— START OF Supplied material —

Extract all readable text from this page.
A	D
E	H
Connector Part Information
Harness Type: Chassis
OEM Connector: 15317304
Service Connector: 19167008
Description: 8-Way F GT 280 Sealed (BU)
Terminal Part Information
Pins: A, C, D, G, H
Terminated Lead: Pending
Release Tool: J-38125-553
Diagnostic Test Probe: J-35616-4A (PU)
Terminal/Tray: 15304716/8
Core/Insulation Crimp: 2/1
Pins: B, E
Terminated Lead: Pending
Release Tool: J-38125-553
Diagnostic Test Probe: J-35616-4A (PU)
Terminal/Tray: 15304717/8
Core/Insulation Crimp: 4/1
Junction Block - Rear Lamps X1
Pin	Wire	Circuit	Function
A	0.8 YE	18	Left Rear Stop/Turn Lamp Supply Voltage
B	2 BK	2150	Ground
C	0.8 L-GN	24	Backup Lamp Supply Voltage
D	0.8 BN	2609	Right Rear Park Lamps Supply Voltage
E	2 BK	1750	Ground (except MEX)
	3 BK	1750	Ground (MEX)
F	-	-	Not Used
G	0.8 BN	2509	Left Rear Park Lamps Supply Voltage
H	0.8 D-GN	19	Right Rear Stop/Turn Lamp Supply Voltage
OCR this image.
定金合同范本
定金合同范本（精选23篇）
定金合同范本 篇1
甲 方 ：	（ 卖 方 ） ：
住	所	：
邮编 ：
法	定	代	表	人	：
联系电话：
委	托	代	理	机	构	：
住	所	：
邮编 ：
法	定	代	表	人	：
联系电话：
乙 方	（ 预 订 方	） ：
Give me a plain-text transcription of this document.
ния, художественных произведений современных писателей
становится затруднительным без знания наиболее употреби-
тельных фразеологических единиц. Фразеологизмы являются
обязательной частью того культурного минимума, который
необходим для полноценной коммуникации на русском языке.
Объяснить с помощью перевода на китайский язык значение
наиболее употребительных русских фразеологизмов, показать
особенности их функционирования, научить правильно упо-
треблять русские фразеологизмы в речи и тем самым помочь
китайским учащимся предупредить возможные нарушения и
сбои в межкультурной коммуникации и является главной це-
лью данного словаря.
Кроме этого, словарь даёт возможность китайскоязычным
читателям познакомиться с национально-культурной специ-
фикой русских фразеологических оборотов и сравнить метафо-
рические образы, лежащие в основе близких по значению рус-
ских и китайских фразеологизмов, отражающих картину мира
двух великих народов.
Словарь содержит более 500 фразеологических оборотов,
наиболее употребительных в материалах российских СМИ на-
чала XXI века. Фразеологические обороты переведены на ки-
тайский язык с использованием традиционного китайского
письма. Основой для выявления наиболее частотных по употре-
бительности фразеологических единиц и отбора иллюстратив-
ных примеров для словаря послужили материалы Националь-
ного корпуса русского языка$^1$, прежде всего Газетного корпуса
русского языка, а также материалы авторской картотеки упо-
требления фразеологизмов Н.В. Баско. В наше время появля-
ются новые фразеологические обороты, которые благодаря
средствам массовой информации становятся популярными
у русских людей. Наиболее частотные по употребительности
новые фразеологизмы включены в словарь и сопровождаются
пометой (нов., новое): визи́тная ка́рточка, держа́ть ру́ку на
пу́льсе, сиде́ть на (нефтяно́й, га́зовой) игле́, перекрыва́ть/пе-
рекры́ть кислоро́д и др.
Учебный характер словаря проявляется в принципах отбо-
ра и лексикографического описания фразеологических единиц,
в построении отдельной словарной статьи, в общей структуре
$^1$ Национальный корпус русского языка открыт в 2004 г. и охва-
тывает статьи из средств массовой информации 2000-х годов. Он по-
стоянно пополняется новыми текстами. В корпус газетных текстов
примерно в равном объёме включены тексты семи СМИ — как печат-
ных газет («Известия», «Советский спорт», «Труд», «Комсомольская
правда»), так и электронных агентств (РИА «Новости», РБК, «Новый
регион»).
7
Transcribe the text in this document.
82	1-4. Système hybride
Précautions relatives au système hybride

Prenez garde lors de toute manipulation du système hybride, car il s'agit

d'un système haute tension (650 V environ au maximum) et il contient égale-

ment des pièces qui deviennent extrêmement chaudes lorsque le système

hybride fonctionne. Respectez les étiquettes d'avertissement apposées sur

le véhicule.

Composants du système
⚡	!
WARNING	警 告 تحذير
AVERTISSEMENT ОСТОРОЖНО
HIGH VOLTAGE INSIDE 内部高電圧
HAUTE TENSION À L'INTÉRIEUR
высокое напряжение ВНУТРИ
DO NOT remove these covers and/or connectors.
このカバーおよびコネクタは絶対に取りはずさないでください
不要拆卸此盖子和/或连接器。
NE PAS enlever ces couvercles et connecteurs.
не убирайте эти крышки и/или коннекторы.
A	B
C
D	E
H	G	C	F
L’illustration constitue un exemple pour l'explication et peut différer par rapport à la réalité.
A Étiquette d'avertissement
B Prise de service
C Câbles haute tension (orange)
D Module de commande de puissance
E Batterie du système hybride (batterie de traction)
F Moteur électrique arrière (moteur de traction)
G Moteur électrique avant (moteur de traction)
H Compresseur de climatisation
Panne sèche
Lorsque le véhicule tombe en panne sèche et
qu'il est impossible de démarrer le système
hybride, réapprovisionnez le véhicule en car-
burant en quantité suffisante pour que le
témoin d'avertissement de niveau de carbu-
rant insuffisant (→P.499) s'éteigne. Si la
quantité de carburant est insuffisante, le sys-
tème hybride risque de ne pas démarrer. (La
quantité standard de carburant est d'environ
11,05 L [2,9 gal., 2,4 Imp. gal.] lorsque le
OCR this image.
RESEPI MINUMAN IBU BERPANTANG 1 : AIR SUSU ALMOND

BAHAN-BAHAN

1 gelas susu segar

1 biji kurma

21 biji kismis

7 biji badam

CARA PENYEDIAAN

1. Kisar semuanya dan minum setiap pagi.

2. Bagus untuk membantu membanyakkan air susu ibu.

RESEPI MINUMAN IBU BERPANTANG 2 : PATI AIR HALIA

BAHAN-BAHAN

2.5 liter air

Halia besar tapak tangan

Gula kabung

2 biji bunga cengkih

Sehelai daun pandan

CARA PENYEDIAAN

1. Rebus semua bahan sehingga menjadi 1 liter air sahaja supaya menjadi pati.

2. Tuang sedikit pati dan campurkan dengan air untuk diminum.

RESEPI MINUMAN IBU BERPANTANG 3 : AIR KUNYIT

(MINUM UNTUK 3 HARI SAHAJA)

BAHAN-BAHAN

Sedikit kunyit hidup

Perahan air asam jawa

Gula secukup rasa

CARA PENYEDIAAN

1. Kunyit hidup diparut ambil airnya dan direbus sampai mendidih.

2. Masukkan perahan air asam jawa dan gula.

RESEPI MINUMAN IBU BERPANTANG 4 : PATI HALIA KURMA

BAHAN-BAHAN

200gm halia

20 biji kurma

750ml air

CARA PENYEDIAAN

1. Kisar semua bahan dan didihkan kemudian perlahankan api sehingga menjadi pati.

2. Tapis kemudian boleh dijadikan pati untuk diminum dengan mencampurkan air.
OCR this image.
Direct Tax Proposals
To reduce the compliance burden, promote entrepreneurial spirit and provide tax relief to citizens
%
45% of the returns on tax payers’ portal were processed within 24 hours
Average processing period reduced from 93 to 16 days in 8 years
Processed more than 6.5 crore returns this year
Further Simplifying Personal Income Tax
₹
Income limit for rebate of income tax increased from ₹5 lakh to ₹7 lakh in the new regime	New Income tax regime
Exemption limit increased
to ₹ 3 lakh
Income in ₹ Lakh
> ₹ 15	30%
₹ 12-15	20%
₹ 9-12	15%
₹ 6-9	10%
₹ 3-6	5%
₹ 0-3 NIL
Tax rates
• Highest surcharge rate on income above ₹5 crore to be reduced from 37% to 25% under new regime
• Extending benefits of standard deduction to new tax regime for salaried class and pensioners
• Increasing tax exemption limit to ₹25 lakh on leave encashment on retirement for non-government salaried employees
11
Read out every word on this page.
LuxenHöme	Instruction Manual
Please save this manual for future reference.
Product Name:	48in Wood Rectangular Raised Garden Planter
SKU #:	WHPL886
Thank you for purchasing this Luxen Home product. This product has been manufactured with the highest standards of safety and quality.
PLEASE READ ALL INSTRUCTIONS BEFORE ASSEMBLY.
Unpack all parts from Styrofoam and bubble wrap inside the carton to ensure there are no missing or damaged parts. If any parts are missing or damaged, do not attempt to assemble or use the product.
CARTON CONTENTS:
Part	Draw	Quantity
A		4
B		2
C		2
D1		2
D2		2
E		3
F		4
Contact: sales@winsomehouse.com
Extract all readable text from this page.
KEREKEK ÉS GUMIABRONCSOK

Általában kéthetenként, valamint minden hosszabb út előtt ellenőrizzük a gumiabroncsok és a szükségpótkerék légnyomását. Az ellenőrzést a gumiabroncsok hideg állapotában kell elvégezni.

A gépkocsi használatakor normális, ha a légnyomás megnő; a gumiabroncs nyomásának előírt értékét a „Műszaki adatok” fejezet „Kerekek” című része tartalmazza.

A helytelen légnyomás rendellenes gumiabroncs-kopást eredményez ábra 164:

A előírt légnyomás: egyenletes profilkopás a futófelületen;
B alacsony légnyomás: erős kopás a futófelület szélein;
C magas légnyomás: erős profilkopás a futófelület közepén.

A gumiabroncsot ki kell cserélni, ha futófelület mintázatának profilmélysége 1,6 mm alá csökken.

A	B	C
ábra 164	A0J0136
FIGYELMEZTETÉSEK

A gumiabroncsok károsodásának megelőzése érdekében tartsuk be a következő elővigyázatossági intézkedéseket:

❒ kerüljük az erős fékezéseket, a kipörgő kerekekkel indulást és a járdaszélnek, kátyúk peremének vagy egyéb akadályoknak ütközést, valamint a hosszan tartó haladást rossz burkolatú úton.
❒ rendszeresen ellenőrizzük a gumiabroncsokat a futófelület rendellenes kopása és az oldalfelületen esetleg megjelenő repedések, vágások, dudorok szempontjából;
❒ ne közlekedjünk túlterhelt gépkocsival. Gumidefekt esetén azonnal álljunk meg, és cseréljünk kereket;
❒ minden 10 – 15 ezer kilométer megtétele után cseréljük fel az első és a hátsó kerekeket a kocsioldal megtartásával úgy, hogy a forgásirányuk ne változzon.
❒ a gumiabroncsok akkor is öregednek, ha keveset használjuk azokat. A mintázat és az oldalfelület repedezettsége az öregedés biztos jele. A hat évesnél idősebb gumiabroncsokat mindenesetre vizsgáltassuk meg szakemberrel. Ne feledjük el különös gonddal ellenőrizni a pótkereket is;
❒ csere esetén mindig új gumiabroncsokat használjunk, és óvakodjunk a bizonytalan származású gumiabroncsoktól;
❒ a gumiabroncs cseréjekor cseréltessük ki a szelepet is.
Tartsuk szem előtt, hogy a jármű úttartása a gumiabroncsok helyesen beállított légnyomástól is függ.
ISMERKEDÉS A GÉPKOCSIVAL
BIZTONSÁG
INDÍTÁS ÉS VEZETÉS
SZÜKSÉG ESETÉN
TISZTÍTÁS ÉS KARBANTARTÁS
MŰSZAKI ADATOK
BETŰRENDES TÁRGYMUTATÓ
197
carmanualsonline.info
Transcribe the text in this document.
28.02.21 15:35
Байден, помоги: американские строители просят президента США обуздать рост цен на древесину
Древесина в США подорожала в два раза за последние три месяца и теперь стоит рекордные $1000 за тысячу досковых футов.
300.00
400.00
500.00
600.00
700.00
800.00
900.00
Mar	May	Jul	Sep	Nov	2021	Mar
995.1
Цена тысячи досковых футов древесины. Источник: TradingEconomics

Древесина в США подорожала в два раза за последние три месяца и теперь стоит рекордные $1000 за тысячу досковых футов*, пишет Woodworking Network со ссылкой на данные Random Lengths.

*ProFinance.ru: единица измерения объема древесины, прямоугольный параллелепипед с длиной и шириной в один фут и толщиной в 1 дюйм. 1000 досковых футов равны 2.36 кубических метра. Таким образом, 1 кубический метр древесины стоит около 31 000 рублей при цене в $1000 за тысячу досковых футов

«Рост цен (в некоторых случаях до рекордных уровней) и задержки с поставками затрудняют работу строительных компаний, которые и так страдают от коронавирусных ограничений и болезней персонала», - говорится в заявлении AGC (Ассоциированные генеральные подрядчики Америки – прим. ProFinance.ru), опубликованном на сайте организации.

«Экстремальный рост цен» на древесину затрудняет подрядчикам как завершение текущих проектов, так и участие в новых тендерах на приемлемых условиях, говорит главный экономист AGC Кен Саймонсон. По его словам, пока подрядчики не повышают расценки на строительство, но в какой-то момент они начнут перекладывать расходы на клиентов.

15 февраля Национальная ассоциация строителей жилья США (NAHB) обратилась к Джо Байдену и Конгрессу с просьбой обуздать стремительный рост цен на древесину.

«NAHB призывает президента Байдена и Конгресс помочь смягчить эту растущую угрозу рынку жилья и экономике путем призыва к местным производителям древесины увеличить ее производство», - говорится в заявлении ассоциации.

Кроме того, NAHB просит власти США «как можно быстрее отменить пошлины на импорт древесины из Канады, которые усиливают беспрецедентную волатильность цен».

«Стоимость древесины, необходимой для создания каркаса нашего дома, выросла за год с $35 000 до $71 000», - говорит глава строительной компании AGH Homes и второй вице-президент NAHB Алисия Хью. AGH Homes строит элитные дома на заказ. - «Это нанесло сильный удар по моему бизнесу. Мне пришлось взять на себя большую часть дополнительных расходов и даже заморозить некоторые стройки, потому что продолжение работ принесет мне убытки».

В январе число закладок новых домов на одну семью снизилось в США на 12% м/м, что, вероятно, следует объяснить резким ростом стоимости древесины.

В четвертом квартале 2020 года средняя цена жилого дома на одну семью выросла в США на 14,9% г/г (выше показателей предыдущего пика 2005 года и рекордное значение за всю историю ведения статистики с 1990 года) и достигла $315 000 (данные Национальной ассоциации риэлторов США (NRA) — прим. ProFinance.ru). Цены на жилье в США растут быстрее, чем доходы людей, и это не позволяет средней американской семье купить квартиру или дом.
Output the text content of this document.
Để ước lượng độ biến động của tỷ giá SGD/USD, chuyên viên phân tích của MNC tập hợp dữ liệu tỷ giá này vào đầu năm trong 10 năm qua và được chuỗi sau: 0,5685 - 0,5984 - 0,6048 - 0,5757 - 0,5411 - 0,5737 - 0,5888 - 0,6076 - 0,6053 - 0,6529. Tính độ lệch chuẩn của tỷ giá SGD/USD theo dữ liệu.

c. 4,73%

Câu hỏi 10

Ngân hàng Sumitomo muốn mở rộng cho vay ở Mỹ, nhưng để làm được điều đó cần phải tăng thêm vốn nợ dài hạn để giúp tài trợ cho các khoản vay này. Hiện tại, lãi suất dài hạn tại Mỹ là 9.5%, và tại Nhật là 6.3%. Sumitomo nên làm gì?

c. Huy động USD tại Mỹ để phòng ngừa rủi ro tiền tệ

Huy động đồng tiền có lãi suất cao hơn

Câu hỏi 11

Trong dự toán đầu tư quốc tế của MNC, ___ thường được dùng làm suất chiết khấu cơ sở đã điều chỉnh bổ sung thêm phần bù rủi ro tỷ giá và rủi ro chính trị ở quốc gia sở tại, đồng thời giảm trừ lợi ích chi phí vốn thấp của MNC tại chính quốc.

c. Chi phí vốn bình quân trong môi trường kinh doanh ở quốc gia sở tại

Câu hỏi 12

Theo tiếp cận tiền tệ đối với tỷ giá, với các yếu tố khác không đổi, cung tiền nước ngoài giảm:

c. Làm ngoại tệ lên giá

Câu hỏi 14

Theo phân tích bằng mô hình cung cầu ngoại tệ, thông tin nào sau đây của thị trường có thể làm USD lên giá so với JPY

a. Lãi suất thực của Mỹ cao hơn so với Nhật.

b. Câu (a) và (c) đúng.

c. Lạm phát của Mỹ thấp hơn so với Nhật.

— END OF Supplied material —

--- Exercise directions ---
Locate the word "előírt" in the records above, and return each line that has it.

--- Solution to this exercise ---
A gépkocsi használatakor normális, ha a légnyomás megnő; a gumiabroncs nyomásának előírt értékét a „Műszaki adatok” fejezet „Kerekek” című része tartalmazza.
A előírt légnyomás: egyenletes profilkopás a futófelületen;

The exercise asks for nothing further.